Exercise goal:
Restate each entry word for word, leaving nothing out.

Records provided:
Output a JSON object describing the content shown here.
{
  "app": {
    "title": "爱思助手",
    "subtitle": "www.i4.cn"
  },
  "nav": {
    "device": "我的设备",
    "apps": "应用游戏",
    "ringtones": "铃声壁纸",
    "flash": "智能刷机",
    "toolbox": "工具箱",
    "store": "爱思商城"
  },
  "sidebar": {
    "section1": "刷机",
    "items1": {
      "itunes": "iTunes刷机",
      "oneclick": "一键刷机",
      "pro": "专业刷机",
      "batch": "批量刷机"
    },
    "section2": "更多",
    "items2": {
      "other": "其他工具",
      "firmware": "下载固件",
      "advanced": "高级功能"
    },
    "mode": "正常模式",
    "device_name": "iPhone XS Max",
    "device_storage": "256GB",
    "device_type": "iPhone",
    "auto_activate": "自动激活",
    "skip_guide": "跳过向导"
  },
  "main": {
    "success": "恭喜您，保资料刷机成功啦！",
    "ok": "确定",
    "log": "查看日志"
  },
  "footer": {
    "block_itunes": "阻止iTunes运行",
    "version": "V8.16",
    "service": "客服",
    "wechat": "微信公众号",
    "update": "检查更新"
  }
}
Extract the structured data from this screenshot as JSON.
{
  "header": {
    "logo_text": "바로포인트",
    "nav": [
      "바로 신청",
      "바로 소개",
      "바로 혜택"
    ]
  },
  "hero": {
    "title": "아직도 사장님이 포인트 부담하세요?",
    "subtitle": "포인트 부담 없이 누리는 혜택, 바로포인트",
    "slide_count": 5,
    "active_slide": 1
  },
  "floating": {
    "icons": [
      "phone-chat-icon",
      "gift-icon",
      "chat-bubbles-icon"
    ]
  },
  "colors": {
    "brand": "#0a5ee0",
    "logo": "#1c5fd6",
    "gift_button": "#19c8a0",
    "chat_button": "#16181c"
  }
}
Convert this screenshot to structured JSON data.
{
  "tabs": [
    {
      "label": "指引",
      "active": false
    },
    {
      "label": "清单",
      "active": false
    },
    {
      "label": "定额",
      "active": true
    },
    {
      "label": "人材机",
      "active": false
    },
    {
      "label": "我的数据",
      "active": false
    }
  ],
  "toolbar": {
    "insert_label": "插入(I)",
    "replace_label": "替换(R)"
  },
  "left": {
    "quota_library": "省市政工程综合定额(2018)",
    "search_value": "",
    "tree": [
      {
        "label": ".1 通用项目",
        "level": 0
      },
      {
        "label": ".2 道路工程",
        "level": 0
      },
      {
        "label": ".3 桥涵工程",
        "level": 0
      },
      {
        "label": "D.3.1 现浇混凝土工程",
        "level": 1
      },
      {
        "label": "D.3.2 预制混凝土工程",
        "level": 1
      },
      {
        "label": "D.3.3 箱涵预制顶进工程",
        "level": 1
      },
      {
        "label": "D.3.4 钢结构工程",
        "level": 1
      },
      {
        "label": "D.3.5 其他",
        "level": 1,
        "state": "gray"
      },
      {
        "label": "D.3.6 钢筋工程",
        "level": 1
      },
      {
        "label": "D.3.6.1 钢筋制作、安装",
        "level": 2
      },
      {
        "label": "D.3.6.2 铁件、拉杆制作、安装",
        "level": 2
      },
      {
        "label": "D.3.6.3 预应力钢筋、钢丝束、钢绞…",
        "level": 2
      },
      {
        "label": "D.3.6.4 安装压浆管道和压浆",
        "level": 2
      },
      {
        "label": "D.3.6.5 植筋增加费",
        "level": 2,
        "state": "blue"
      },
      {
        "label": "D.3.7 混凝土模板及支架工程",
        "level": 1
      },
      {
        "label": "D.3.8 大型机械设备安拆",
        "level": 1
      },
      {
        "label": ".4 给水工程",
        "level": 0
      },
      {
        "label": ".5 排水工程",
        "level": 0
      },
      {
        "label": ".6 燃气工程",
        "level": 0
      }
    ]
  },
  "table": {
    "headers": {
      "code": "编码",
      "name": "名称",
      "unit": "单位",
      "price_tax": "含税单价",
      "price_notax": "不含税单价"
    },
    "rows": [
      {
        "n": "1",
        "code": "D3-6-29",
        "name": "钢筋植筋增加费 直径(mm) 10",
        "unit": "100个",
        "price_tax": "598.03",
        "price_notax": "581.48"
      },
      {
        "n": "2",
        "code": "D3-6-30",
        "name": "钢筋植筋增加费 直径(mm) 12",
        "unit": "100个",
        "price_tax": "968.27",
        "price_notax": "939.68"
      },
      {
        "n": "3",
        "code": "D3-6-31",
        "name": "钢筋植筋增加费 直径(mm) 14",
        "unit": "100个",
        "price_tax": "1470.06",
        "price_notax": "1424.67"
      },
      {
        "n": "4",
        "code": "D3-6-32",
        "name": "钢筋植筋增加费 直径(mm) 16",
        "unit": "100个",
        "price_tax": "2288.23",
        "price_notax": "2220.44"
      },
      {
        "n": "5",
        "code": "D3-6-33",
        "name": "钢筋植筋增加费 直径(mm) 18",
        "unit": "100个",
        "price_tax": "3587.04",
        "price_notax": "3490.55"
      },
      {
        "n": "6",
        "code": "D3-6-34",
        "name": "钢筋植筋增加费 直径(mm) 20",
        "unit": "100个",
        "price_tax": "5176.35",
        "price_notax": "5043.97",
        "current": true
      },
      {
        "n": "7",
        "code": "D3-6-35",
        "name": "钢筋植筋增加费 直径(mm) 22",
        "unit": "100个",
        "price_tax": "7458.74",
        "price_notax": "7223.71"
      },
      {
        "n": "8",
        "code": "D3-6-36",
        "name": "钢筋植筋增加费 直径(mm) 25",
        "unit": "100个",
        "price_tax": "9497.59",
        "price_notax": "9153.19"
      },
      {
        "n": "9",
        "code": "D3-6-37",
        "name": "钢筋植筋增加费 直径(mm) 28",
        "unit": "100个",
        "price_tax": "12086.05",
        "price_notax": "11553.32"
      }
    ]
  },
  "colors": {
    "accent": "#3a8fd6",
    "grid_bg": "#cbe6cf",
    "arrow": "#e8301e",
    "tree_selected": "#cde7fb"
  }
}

Reply to the task:
Output a JSON object describing the content shown here.
{
  "app": {
    "title": "爱思助手",
    "subtitle": "www.i4.cn"
  },
  "nav": {
    "device": "我的设备",
    "apps": "应用游戏",
    "ringtones": "铃声壁纸",
    "flash": "智能刷机",
    "toolbox": "工具箱",
    "store": "爱思商城"
  },
  "sidebar": {
    "section1": "刷机",
    "items1": {
      "itunes": "iTunes刷机",
      "oneclick": "一键刷机",
      "pro": "专业刷机",
      "batch": "批量刷机"
    },
    "section2": "更多",
    "items2": {
      "other": "其他工具",
      "firmware": "下载固件",
      "advanced": "高级功能"
    },
    "mode": "正常模式",
    "device_name": "iPhone XS Max",
    "device_storage": "256GB",
    "device_type": "iPhone",
    "auto_activate": "自动激活",
    "skip_guide": "跳过向导"
  },
  "main": {
    "success": "恭喜您，保资料刷机成功啦！",
    "ok": "确定",
    "log": "查看日志"
  },
  "footer": {
    "block_itunes": "阻止iTunes运行",
    "version": "V8.16",
    "service": "客服",
    "wechat": "微信公众号",
    "update": "检查更新"
  }
}
Extract the structured data from this screenshot as JSON.
{
  "header": {
    "logo_text": "바로포인트",
    "nav": [
      "바로 신청",
      "바로 소개",
      "바로 혜택"
    ]
  },
  "hero": {
    "title": "아직도 사장님이 포인트 부담하세요?",
    "subtitle": "포인트 부담 없이 누리는 혜택, 바로포인트",
    "slide_count": 5,
    "active_slide": 1
  },
  "floating": {
    "icons": [
      "phone-chat-icon",
      "gift-icon",
      "chat-bubbles-icon"
    ]
  },
  "colors": {
    "brand": "#0a5ee0",
    "logo": "#1c5fd6",
    "gift_button": "#19c8a0",
    "chat_button": "#16181c"
  }
}
Convert this screenshot to structured JSON data.
{
  "tabs": [
    {
      "label": "指引",
      "active": false
    },
    {
      "label": "清单",
      "active": false
    },
    {
      "label": "定额",
      "active": true
    },
    {
      "label": "人材机",
      "active": false
    },
    {
      "label": "我的数据",
      "active": false
    }
  ],
  "toolbar": {
    "insert_label": "插入(I)",
    "replace_label": "替换(R)"
  },
  "left": {
    "quota_library": "省市政工程综合定额(2018)",
    "search_value": "",
    "tree": [
      {
        "label": ".1 通用项目",
        "level": 0
      },
      {
        "label": ".2 道路工程",
        "level": 0
      },
      {
        "label": ".3 桥涵工程",
        "level": 0
      },
      {
        "label": "D.3.1 现浇混凝土工程",
        "level": 1
      },
      {
        "label": "D.3.2 预制混凝土工程",
        "level": 1
      },
      {
        "label": "D.3.3 箱涵预制顶进工程",
        "level": 1
      },
      {
        "label": "D.3.4 钢结构工程",
        "level": 1
      },
      {
        "label": "D.3.5 其他",
        "level": 1,
        "state": "gray"
      },
      {
        "label": "D.3.6 钢筋工程",
        "level": 1
      },
      {
        "label": "D.3.6.1 钢筋制作、安装",
        "level": 2
      },
      {
        "label": "D.3.6.2 铁件、拉杆制作、安装",
        "level": 2
      },
      {
        "label": "D.3.6.3 预应力钢筋、钢丝束、钢绞…",
        "level": 2
      },
      {
        "label": "D.3.6.4 安装压浆管道和压浆",
        "level": 2
      },
      {
        "label": "D.3.6.5 植筋增加费",
        "level": 2,
        "state": "blue"
      },
      {
        "label": "D.3.7 混凝土模板及支架工程",
        "level": 1
      },
      {
        "label": "D.3.8 大型机械设备安拆",
        "level": 1
      },
      {
        "label": ".4 给水工程",
        "level": 0
      },
      {
        "label": ".5 排水工程",
        "level": 0
      },
      {
        "label": ".6 燃气工程",
        "level": 0
      }
    ]
  },
  "table": {
    "headers": {
      "code": "编码",
      "name": "名称",
      "unit": "单位",
      "price_tax": "含税单价",
      "price_notax": "不含税单价"
    },
    "rows": [
      {
        "n": "1",
        "code": "D3-6-29",
        "name": "钢筋植筋增加费 直径(mm) 10",
        "unit": "100个",
        "price_tax": "598.03",
        "price_notax": "581.48"
      },
      {
        "n": "2",
        "code": "D3-6-30",
        "name": "钢筋植筋增加费 直径(mm) 12",
        "unit": "100个",
        "price_tax": "968.27",
        "price_notax": "939.68"
      },
      {
        "n": "3",
        "code": "D3-6-31",
        "name": "钢筋植筋增加费 直径(mm) 14",
        "unit": "100个",
        "price_tax": "1470.06",
        "price_notax": "1424.67"
      },
      {
        "n": "4",
        "code": "D3-6-32",
        "name": "钢筋植筋增加费 直径(mm) 16",
        "unit": "100个",
        "price_tax": "2288.23",
        "price_notax": "2220.44"
      },
      {
        "n": "5",
        "code": "D3-6-33",
        "name": "钢筋植筋增加费 直径(mm) 18",
        "unit": "100个",
        "price_tax": "3587.04",
        "price_notax": "3490.55"
      },
      {
        "n": "6",
        "code": "D3-6-34",
        "name": "钢筋植筋增加费 直径(mm) 20",
        "unit": "100个",
        "price_tax": "5176.35",
        "price_notax": "5043.97",
        "current": true
      },
      {
        "n": "7",
        "code": "D3-6-35",
        "name": "钢筋植筋增加费 直径(mm) 22",
        "unit": "100个",
        "price_tax": "7458.74",
        "price_notax": "7223.71"
      },
      {
        "n": "8",
        "code": "D3-6-36",
        "name": "钢筋植筋增加费 直径(mm) 25",
        "unit": "100个",
        "price_tax": "9497.59",
        "price_notax": "9153.19"
      },
      {
        "n": "9",
        "code": "D3-6-37",
        "name": "钢筋植筋增加费 直径(mm) 28",
        "unit": "100个",
        "price_tax": "12086.05",
        "price_notax": "11553.32"
      }
    ]
  },
  "colors": {
    "accent": "#3a8fd6",
    "grid_bg": "#cbe6cf",
    "arrow": "#e8301e",
    "tree_selected": "#cde7fb"
  }
}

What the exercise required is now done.